> _SOURCE EXCERPT_:
* begin *

Here is the C++ program:

#include <iostream>  // to use input output functions

#include <cmath>  // to use math functions like sqrt()

#include <iomanip>  //to use setprecision method

using namespace std;   //to access objects like cin cout

int main ()  {  //start of main function

  double speedA;  //double type variable to store average speed of car A

  double speedB;  //double type variable to store average speed of car B

  int hour;  //int type variable to hold hour part of elapsed time

  int minutes;  //int type variable to hold minutes part of elapsed time

  double shortDistance;  // double type variable to store the result of shortest distance between car A and B

  double distanceA;  //stores the distance of carA

  double distanceB;  //stores the distance of carB

  double mins,hours;   //used to convert the elapsed time

cout << "Enter average speed of car A: " << endl;  //prompt user to enter the average speed of car A

cin >> speedA;   //reads the input value of average speed of car A from user

cout << "Enter average speed of car B: " << endl ;  //prompt user to enter the average speed of car B

cin >> speedB;   //reads the input value of average speed of car A from user

cout << "Enter elapsed time (in hours and minutes, separated by a space): " << endl;  //prompts user to enter elapsed time

cin>> hour >> minutes;    //reads elapsed time in hours and minutes

  mins = hour * 60;  //computes the minutes using value of hour

  hours = (minutes+mins)/60;     //computes hours using minutes and mins

distanceA = speedA * (hours);  // computes distance of car A

distanceB = speedB * (hours);   //computes distance of car B

   shortDistance =sqrt((distanceA * distanceA) + (distanceB * distanceB));   //computes shortest distance using formula √[(distanceA)² + (distanceB)²)]

cout << "The (shortest) distance between the cars is: "<<fixed<<setprecision(2)<<shortDistance;

//display the resultant value of shortDistance up to 2 decimal places

Explanation:

I will explain the program with an examples:

Let us suppose that the average speeds of cars are:

speedA = 70

speedB = 55

Elapsed time in hours and minutes:

hour = 2

minutes = 30

After taking these input values the program control moves to the statement:

mins = hour * 60;  

This becomes

mins = 2 * 60

mins = 120

Next

hours = (minutes+mins)/60;

hours = (30 + 120) / 60

         = 150/60

hours = 2.5

Now the next two statements compute distance of the cars:

distanceA = speedA * (hours);  

this becomes

distanceA = 70 * (2.5)

* end *

> _DATASET ENTRIES_:
* begin *

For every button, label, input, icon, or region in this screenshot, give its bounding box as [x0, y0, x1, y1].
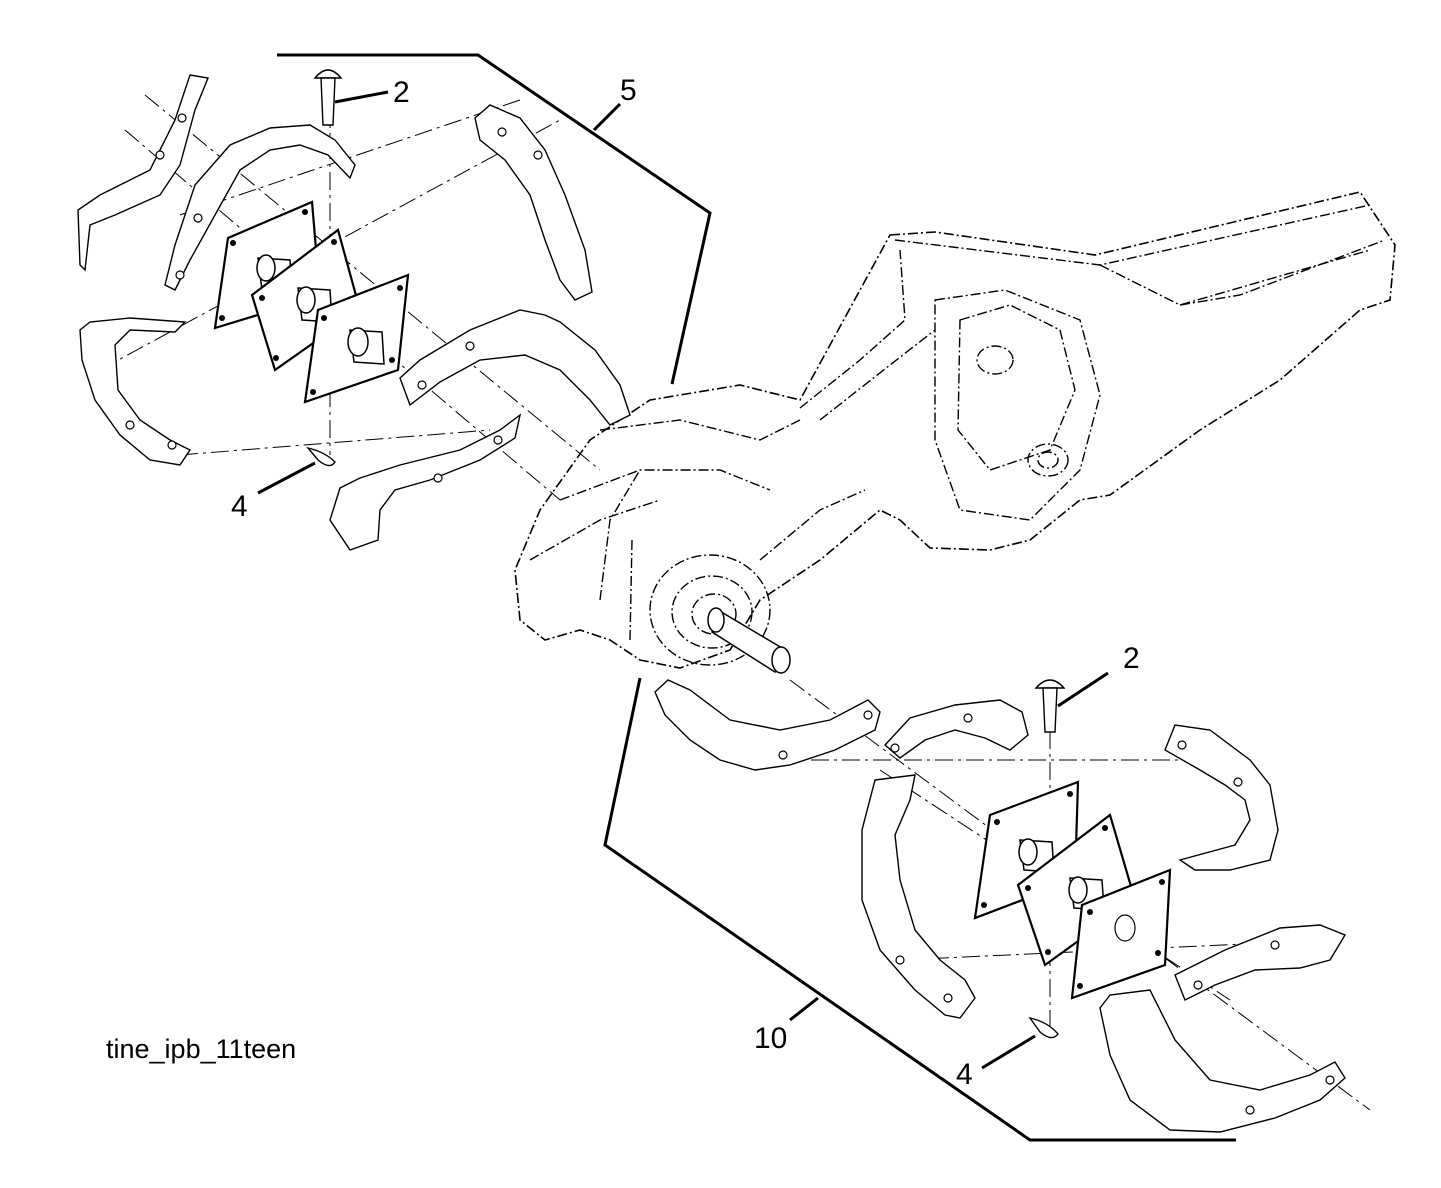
lower-assembly-leader: [789, 996, 819, 1022]
upper-clevis-pin: [313, 69, 343, 126]
callout-upper-assembly: 5: [620, 74, 637, 107]
upper-tine-assembly: [77, 74, 631, 551]
tine-blade: [79, 317, 192, 466]
tine-blade: [861, 774, 976, 1019]
lower-hairpin-clip: [1028, 1016, 1059, 1039]
callout-lower-clip: 4: [956, 1058, 973, 1091]
tine-blade: [1164, 724, 1279, 871]
upper-pin-leader: [334, 90, 389, 104]
lower-pin-leader: [1057, 671, 1109, 708]
lower-assembly-bracket: [603, 677, 1236, 1142]
tiller-housing: [514, 191, 1396, 669]
upper-hairpin-clip: [306, 446, 336, 467]
tine-blade: [883, 699, 1029, 759]
callout-lower-pin: 2: [1123, 642, 1140, 675]
callout-upper-clip: 4: [231, 490, 248, 523]
upper-assembly-bracket: [277, 53, 712, 385]
tine-blade: [329, 413, 522, 551]
lower-tine-assembly: [654, 679, 1347, 1133]
tine-blade: [1174, 924, 1347, 1001]
upper-assembly-leader: [592, 102, 622, 132]
diagram-caption: tine_ipb_11teen: [106, 1034, 296, 1064]
tine-blade: [399, 309, 631, 426]
lower-clevis-pin: [1034, 679, 1066, 733]
lower-clip-leader: [981, 1034, 1036, 1070]
axle-shaft: [707, 607, 791, 674]
callout-lower-assembly: 10: [754, 1022, 787, 1055]
upper-clip-leader: [257, 461, 316, 495]
tine-blade: [77, 74, 209, 272]
tine-blade: [474, 104, 593, 301]
tine-blade: [164, 124, 356, 291]
tine-blade: [654, 679, 881, 771]
tine-blade: [1099, 989, 1346, 1133]
callout-upper-pin: 2: [393, 76, 410, 109]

* end *

> _SHORT PROBLEM A_: In the car distance excerpt, what type is the variable that holds the hour part of the elapsed time?
> _SHORT PROBLEM B_: Please reproduce a passage of the car distance excerpt: begin at the words "hours = (30" and stop after "distanceA = 70 * (2.5)".
> _SHORT PROBLEM C_: For each statement, say whether it agrees with the car distance excerpt, answering yes or no and quoting the deciding words: (i) the program shows the shortest distance to two decimal places; (ii) in the worked example, speedB is 70; (iii) the user enters the elapsed time as hours and minutes separated by a space.
The data comes from a different source than the car distance excerpt.

> _REPLY A_: It is an int.

> _REPLY B_:
hours = (30 + 120) / 60

         = 150/60

hours = 2.5

Now the next two statements compute distance of the cars:

distanceA = speedA * (hours);  

this becomes

distanceA = 70 * (2.5)

> _REPLY C_:
(i) Yes: "display the resultant value of shortDistance up to 2 decimal places"
(ii) No: "speedB = 55"
(iii) Yes: "Enter elapsed time (in hours and minutes, separated by a space): "